(Given task) Repeat every line of the data exactly, but not the pictures.

(Provided data)
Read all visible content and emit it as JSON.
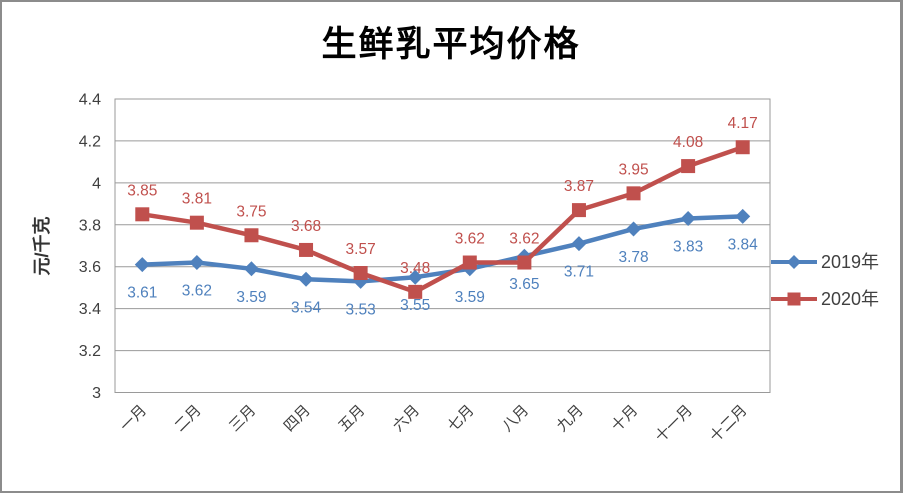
{
  "chart_data": {
    "type": "line",
    "title": "生鲜乳平均价格",
    "ylabel": "元/千克",
    "xlabel": "",
    "categories": [
      "一月",
      "二月",
      "三月",
      "四月",
      "五月",
      "六月",
      "七月",
      "八月",
      "九月",
      "十月",
      "十一月",
      "十二月"
    ],
    "series": [
      {
        "name": "2019年",
        "color": "#4f81bd",
        "marker": "diamond",
        "label_position": "below",
        "values": [
          3.61,
          3.62,
          3.59,
          3.54,
          3.53,
          3.55,
          3.59,
          3.65,
          3.71,
          3.78,
          3.83,
          3.84
        ]
      },
      {
        "name": "2020年",
        "color": "#c0504d",
        "marker": "square",
        "label_position": "above",
        "values": [
          3.85,
          3.81,
          3.75,
          3.68,
          3.57,
          3.48,
          3.62,
          3.62,
          3.87,
          3.95,
          4.08,
          4.17
        ]
      }
    ],
    "ylim": [
      3,
      4.4
    ],
    "yticks": [
      {
        "v": 3,
        "label": "3"
      },
      {
        "v": 3.2,
        "label": "3.2"
      },
      {
        "v": 3.4,
        "label": "3.4"
      },
      {
        "v": 3.6,
        "label": "3.6"
      },
      {
        "v": 3.8,
        "label": "3.8"
      },
      {
        "v": 4,
        "label": "4"
      },
      {
        "v": 4.2,
        "label": "4.2"
      },
      {
        "v": 4.4,
        "label": "4.4"
      }
    ],
    "grid": true,
    "legend_position": "right",
    "colors": {
      "gridline": "#9a9a9a",
      "plot_border": "#9a9a9a",
      "axis_text": "#3f3f3f",
      "legend_text": "#404040",
      "frame_border": "#8c8c8c",
      "background": "#ffffff",
      "title_text": "#000000"
    }
  }
}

(Problem solution)
Read all visible content and emit it as JSON.
{
  "chart_data": {
    "type": "line",
    "title": "生鲜乳平均价格",
    "ylabel": "元/千克",
    "xlabel": "",
    "categories": [
      "一月",
      "二月",
      "三月",
      "四月",
      "五月",
      "六月",
      "七月",
      "八月",
      "九月",
      "十月",
      "十一月",
      "十二月"
    ],
    "series": [
      {
        "name": "2019年",
        "color": "#4f81bd",
        "marker": "diamond",
        "label_position": "below",
        "values": [
          3.61,
          3.62,
          3.59,
          3.54,
          3.53,
          3.55,
          3.59,
          3.65,
          3.71,
          3.78,
          3.83,
          3.84
        ]
      },
      {
        "name": "2020年",
        "color": "#c0504d",
        "marker": "square",
        "label_position": "above",
        "values": [
          3.85,
          3.81,
          3.75,
          3.68,
          3.57,
          3.48,
          3.62,
          3.62,
          3.87,
          3.95,
          4.08,
          4.17
        ]
      }
    ],
    "ylim": [
      3,
      4.4
    ],
    "yticks": [
      {
        "v": 3,
        "label": "3"
      },
      {
        "v": 3.2,
        "label": "3.2"
      },
      {
        "v": 3.4,
        "label": "3.4"
      },
      {
        "v": 3.6,
        "label": "3.6"
      },
      {
        "v": 3.8,
        "label": "3.8"
      },
      {
        "v": 4,
        "label": "4"
      },
      {
        "v": 4.2,
        "label": "4.2"
      },
      {
        "v": 4.4,
        "label": "4.4"
      }
    ],
    "grid": true,
    "legend_position": "right",
    "colors": {
      "gridline": "#9a9a9a",
      "plot_border": "#9a9a9a",
      "axis_text": "#3f3f3f",
      "legend_text": "#404040",
      "frame_border": "#8c8c8c",
      "background": "#ffffff",
      "title_text": "#000000"
    }
  }
}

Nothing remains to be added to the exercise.